Exercise directions:
Omit the pictures, please, and give each record below again exactly.

Information supplied:
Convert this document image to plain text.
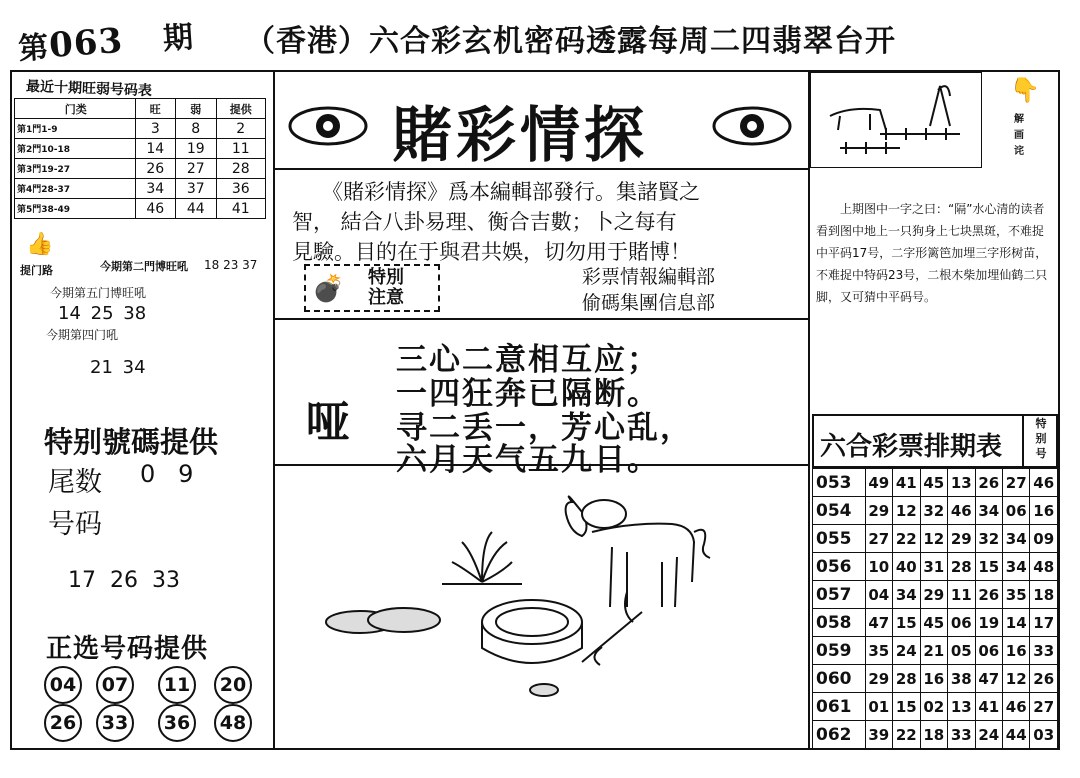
第063 期 （香港）六合彩玄机密码透露每周二四翡翠台开
最近十期旺弱号码表
门类	旺	弱	提供
第1門1-9	3	8	2
第2門10-18	14	19	11
第3門19-27	26	27	28
第4門28-37	34	37	36
第5門38-49	46	44	41
👍
提门路	今期第二門博旺吼 18 23 37
今期第五门博旺吼
14 25 38
今期第四门吼
21 34
特别號碼提供
尾数 0   9
号码
17  26  33
正选号码提供
04	07	11	20
26	33	36	48
賭彩情探
《賭彩情探》爲本編輯部發行。集諸賢之
智， 結合八卦易理、衡合吉數；卜之每有
見驗。目的在于與君共娛，切勿用于賭博！
💣 特別
注意
彩票情報編輯部
偷碼集團信息部
哑
三心二意相互应；
一四狂奔已隔断。
寻二丢一，芳心乱，
六月天气五九日。
👇
解
画
诧
上期图中一字之曰：“隔”水心清的读者看到图中地上一只狗身上七块黑斑，不难捉中平码17号，二字形篱笆加埋三字形树苗，不难捉中特码23号，二根木柴加埋仙鹤二只脚，又可猜中平码号。
六合彩票排期表
特
别
号
053	49	41	45	13	26	27	46
054	29	12	32	46	34	06	16
055	27	22	12	29	32	34	09
056	10	40	31	28	15	34	48
057	04	34	29	11	26	35	18
058	47	15	45	06	19	14	17
059	35	24	21	05	06	16	33
060	29	28	16	38	47	12	26
061	01	15	02	13	41	46	27
062	39	22	18	33	24	44	03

Full output:
Convert this document image to plain text.
第063 期 （香港）六合彩玄机密码透露每周二四翡翠台开
最近十期旺弱号码表
门类	旺	弱	提供
第1門1-9	3	8	2
第2門10-18	14	19	11
第3門19-27	26	27	28
第4門28-37	34	37	36
第5門38-49	46	44	41
👍
提门路	今期第二門博旺吼 18 23 37
今期第五门博旺吼
14 25 38
今期第四门吼
21 34
特别號碼提供
尾数 0   9
号码
17  26  33
正选号码提供
04	07	11	20
26	33	36	48
賭彩情探
《賭彩情探》爲本編輯部發行。集諸賢之
智， 結合八卦易理、衡合吉數；卜之每有
見驗。目的在于與君共娛，切勿用于賭博！
💣 特別
注意
彩票情報編輯部
偷碼集團信息部
哑
三心二意相互应；
一四狂奔已隔断。
寻二丢一，芳心乱，
六月天气五九日。
👇
解
画
诧
上期图中一字之曰：“隔”水心清的读者看到图中地上一只狗身上七块黑斑，不难捉中平码17号，二字形篱笆加埋三字形树苗，不难捉中特码23号，二根木柴加埋仙鹤二只脚，又可猜中平码号。
六合彩票排期表
特
别
号
053	49	41	45	13	26	27	46
054	29	12	32	46	34	06	16
055	27	22	12	29	32	34	09
056	10	40	31	28	15	34	48
057	04	34	29	11	26	35	18
058	47	15	45	06	19	14	17
059	35	24	21	05	06	16	33
060	29	28	16	38	47	12	26
061	01	15	02	13	41	46	27
062	39	22	18	33	24	44	03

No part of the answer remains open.